▶ [Directions] Where a line below holds the string "document", copy that line.

▶ [Data for this exercise]
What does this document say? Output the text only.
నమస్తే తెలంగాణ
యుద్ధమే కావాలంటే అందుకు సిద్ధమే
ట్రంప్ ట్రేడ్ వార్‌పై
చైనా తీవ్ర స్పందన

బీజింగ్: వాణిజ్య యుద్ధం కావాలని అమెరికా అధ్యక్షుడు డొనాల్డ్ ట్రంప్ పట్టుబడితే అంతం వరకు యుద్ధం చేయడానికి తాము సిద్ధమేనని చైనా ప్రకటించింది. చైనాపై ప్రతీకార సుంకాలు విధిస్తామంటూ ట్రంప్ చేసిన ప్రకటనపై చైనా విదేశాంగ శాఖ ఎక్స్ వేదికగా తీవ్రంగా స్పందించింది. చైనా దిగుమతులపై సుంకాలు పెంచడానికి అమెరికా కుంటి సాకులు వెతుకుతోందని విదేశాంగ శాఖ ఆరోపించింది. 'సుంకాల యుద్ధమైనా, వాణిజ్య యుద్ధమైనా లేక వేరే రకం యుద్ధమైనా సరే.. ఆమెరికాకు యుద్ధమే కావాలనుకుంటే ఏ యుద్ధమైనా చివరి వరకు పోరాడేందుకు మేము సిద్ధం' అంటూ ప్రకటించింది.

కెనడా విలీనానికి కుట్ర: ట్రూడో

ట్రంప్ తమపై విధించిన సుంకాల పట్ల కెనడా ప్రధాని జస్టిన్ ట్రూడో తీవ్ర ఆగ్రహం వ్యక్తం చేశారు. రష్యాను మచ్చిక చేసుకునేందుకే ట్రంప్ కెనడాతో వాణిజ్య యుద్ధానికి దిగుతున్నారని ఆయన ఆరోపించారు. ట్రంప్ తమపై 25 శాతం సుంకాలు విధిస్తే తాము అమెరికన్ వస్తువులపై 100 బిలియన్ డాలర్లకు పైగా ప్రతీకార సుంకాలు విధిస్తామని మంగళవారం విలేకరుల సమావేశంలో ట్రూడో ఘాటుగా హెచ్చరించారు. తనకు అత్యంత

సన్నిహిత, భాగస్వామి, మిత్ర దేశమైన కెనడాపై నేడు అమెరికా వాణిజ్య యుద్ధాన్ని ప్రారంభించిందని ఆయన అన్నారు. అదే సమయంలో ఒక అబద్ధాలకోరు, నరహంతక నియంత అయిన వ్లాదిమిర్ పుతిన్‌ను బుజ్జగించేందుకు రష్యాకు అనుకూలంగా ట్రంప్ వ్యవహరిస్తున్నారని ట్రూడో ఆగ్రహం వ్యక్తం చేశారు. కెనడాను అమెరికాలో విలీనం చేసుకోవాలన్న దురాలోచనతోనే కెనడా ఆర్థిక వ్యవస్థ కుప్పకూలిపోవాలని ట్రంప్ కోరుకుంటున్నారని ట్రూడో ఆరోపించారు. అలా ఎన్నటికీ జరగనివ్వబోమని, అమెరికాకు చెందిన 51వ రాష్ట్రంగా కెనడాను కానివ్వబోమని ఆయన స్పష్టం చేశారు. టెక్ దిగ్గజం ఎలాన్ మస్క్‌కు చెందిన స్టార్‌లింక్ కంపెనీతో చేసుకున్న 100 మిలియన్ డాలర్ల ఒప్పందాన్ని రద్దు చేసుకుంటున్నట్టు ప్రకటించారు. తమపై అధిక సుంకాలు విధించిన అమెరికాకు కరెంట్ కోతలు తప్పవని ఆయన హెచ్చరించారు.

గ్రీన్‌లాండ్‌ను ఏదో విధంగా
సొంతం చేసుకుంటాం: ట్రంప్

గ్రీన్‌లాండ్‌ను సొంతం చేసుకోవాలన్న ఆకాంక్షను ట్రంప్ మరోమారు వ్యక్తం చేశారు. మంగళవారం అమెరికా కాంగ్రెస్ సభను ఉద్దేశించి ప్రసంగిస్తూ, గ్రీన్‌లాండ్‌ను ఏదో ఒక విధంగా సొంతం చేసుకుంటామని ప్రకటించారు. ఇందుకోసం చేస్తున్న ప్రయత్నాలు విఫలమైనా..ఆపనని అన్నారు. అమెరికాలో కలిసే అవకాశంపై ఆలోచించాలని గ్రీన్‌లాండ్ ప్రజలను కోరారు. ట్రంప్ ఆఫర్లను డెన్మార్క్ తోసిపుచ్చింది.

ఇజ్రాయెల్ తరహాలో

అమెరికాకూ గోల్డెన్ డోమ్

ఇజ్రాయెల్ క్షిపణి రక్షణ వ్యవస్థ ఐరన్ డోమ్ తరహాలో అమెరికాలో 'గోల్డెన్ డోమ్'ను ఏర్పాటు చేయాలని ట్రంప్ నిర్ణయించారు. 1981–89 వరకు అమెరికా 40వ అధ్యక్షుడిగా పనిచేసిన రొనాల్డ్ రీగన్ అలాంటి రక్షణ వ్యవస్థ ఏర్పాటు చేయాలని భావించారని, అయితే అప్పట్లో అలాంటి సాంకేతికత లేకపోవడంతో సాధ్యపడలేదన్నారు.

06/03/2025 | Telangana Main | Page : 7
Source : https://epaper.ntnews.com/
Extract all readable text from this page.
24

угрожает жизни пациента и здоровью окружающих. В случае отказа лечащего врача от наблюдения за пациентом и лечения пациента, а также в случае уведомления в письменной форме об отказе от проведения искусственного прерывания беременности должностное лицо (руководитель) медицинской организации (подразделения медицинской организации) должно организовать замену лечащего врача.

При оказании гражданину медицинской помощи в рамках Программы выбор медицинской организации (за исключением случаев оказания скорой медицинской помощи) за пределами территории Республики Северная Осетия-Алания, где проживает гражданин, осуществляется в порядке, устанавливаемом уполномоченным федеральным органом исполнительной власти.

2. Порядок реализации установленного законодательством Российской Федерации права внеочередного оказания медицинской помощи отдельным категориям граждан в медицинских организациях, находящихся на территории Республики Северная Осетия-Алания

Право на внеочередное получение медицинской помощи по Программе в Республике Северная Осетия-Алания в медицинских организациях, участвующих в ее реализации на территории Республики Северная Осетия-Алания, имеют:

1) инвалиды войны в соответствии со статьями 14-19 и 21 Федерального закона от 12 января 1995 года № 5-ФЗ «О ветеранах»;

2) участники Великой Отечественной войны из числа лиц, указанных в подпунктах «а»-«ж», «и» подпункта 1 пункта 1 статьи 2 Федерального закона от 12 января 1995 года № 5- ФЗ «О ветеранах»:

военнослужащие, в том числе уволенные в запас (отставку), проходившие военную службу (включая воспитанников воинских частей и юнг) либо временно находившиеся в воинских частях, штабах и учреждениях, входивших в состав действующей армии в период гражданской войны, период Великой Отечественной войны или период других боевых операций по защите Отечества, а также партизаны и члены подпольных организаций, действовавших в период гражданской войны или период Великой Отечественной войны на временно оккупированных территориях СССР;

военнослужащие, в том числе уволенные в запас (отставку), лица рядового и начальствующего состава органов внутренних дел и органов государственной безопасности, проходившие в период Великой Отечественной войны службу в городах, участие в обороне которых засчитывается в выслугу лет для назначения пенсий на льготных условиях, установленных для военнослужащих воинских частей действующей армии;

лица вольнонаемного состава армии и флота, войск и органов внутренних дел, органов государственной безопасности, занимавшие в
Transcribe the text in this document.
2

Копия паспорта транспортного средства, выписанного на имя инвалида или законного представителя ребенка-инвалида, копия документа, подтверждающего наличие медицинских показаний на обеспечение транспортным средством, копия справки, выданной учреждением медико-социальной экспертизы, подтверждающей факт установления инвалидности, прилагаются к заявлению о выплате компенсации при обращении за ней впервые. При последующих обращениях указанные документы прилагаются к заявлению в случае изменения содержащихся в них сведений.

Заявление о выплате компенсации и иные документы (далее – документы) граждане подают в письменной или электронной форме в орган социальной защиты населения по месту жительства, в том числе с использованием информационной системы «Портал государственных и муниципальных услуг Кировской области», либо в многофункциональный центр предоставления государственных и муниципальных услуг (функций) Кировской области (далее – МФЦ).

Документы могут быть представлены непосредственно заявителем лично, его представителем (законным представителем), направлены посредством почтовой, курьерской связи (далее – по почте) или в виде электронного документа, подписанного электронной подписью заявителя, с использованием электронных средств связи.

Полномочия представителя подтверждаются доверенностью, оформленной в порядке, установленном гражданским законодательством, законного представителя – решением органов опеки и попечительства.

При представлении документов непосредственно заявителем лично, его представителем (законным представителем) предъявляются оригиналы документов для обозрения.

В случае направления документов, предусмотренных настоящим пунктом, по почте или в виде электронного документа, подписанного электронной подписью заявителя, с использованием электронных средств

▶ [Full output]
What does this document say? Output the text only.
Transcribe the text in this document.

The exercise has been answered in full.